[BEGIN Extracted information]

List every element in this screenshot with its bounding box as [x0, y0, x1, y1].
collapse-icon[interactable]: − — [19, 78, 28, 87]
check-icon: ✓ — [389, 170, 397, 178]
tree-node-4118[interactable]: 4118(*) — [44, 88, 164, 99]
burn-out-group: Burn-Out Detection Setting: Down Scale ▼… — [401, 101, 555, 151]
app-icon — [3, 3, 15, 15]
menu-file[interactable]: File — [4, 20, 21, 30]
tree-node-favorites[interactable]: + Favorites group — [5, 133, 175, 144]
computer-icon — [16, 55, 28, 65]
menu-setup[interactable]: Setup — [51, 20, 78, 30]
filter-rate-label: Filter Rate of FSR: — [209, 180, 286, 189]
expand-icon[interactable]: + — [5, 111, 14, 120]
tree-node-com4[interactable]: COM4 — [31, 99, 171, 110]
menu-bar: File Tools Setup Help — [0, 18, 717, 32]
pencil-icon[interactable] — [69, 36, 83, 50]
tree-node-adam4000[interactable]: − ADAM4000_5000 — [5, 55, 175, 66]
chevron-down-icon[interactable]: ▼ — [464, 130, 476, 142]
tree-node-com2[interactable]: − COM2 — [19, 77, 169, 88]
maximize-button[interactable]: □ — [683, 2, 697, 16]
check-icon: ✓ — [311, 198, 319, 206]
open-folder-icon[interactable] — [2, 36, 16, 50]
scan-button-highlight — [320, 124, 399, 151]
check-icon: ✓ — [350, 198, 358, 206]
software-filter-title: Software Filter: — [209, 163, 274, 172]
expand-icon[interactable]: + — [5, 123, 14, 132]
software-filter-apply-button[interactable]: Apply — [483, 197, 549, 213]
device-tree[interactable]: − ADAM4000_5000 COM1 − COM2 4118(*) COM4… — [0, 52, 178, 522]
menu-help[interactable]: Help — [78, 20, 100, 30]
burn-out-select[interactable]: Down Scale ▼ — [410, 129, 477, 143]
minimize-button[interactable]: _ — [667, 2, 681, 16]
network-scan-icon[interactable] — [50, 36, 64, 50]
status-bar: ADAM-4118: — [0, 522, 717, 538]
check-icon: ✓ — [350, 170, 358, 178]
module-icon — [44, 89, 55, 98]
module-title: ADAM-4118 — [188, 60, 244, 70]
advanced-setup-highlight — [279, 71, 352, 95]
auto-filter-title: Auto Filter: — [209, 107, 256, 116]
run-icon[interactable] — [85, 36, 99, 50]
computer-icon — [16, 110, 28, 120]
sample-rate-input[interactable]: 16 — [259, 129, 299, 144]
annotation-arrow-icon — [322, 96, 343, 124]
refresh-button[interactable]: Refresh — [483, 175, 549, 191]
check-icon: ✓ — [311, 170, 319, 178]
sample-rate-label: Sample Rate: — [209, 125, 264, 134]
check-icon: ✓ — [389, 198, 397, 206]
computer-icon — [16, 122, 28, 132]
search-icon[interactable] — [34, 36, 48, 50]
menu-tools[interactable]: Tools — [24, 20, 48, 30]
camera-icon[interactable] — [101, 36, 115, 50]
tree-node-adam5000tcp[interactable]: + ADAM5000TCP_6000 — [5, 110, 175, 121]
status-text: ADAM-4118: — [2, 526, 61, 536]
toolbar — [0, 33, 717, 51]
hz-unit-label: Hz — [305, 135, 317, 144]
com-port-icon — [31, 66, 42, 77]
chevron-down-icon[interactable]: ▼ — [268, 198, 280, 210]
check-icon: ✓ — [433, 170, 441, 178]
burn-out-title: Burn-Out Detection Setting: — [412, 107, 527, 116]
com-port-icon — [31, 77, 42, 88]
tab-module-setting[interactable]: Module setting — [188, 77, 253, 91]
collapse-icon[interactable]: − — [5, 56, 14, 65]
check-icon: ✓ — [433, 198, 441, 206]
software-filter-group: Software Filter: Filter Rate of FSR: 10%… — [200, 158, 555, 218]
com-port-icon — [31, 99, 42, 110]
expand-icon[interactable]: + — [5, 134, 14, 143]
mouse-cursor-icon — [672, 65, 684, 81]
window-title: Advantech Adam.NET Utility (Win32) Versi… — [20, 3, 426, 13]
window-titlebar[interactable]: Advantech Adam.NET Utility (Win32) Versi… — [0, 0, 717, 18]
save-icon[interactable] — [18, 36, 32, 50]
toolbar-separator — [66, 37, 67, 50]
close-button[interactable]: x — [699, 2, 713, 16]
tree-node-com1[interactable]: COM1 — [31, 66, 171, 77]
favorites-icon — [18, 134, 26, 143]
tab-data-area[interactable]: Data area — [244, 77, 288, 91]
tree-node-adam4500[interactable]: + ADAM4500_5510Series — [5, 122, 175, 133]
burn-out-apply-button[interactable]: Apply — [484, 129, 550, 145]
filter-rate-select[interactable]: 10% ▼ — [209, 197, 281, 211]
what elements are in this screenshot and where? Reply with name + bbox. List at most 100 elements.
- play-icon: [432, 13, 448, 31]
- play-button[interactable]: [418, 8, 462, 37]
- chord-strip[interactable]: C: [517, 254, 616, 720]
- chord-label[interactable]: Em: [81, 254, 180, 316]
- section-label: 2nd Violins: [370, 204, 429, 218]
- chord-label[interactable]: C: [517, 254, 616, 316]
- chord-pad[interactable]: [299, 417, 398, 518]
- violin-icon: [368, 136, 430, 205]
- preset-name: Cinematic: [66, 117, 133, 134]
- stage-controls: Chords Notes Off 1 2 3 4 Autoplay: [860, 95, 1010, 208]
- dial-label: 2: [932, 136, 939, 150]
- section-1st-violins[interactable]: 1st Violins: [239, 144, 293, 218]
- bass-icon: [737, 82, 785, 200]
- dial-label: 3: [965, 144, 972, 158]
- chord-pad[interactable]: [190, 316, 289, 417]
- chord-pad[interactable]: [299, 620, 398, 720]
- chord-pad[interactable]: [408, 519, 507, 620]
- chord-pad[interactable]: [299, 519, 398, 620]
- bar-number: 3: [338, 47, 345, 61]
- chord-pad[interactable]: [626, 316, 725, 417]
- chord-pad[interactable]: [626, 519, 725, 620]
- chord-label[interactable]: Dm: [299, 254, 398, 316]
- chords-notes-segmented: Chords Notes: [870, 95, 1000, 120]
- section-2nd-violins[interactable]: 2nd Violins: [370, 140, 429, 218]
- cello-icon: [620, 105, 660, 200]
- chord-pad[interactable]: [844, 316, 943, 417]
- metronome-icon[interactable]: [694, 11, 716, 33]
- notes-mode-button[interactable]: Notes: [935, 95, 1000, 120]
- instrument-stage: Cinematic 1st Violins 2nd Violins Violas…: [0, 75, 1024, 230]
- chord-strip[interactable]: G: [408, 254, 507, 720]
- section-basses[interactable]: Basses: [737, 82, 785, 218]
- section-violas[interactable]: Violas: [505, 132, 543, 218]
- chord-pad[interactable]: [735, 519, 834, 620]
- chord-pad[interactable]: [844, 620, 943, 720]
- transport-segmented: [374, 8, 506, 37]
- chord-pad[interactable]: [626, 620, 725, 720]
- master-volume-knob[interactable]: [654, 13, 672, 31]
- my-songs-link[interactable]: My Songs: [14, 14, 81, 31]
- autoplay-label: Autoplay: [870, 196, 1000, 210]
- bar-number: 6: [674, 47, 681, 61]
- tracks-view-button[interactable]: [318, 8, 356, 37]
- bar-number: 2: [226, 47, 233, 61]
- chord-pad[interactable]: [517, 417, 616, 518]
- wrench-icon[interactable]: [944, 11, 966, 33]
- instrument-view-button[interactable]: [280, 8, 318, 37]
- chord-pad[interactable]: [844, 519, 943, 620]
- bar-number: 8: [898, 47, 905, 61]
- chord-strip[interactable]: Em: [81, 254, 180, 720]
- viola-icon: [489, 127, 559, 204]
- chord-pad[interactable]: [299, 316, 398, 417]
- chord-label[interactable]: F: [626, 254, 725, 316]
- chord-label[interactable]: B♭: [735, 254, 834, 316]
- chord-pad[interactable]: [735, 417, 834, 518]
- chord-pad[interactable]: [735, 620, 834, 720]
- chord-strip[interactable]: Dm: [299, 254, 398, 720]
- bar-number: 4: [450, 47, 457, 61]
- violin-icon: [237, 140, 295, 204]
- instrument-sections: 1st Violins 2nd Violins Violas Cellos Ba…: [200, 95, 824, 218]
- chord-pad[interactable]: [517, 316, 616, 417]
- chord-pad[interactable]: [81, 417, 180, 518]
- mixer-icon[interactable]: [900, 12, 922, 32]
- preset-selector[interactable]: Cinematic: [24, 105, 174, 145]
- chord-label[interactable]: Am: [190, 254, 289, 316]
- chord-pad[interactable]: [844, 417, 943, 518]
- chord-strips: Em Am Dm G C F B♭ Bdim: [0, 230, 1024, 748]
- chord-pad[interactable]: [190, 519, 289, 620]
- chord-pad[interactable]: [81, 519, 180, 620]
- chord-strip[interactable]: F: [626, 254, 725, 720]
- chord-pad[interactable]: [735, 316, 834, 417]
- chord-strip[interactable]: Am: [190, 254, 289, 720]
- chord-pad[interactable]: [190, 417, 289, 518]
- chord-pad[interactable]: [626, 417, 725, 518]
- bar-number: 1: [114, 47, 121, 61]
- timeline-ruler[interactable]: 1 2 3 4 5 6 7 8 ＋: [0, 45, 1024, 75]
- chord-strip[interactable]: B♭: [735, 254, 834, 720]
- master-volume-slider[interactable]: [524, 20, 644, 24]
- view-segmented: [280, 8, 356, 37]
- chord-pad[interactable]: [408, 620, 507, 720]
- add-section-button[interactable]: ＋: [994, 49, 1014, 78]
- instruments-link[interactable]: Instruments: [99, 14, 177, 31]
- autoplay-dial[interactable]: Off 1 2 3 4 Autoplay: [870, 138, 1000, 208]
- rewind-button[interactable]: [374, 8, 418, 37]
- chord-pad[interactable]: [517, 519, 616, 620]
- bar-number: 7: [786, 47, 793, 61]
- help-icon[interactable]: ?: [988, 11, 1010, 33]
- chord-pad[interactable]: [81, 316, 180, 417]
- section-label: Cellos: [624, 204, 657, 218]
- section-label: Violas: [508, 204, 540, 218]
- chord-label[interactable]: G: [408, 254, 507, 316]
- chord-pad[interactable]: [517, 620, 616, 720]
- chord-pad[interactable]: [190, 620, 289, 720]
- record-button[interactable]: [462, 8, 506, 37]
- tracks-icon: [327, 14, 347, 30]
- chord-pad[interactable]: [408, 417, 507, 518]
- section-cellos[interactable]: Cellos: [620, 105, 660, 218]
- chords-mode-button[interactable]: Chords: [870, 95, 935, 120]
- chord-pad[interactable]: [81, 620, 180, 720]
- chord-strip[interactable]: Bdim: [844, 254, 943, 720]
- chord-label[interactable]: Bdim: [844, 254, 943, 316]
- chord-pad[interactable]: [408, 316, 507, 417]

[END Extracted information]

_To do:_
Convert everything from the start of the records down through the line containing "chevron-down-icon[interactable]: ▼ — [464, 130, 476, 142]" into a Markdown table with the columns "Row" and "Entry." Skip blank lines.

_Task answer:_
| Row | Entry |
|---|---|
| 1 | List every element in this screenshot with its bounding box as [x0, y0, x1, y1]. |
| 2 | collapse-icon[interactable]: − — [19, 78, 28, 87] |
| 3 | check-icon: ✓ — [389, 170, 397, 178] |
| 4 | tree-node-4118[interactable]: 4118(*) — [44, 88, 164, 99] |
| 5 | burn-out-group: Burn-Out Detection Setting: Down Scale ▼… — [401, 101, 555, 151] |
| 6 | app-icon — [3, 3, 15, 15] |
| 7 | menu-file[interactable]: File — [4, 20, 21, 30] |
| 8 | tree-node-favorites[interactable]: + Favorites group — [5, 133, 175, 144] |
| 9 | computer-icon — [16, 55, 28, 65] |
| 10 | menu-setup[interactable]: Setup — [51, 20, 78, 30] |
| 11 | filter-rate-label: Filter Rate of FSR: — [209, 180, 286, 189] |
| 12 | expand-icon[interactable]: + — [5, 111, 14, 120] |
| 13 | tree-node-com4[interactable]: COM4 — [31, 99, 171, 110] |
| 14 | menu-bar: File Tools Setup Help — [0, 18, 717, 32] |
| 15 | pencil-icon[interactable] — [69, 36, 83, 50] |
| 16 | tree-node-adam4000[interactable]: − ADAM4000_5000 — [5, 55, 175, 66] |
| 17 | chevron-down-icon[interactable]: ▼ — [464, 130, 476, 142] |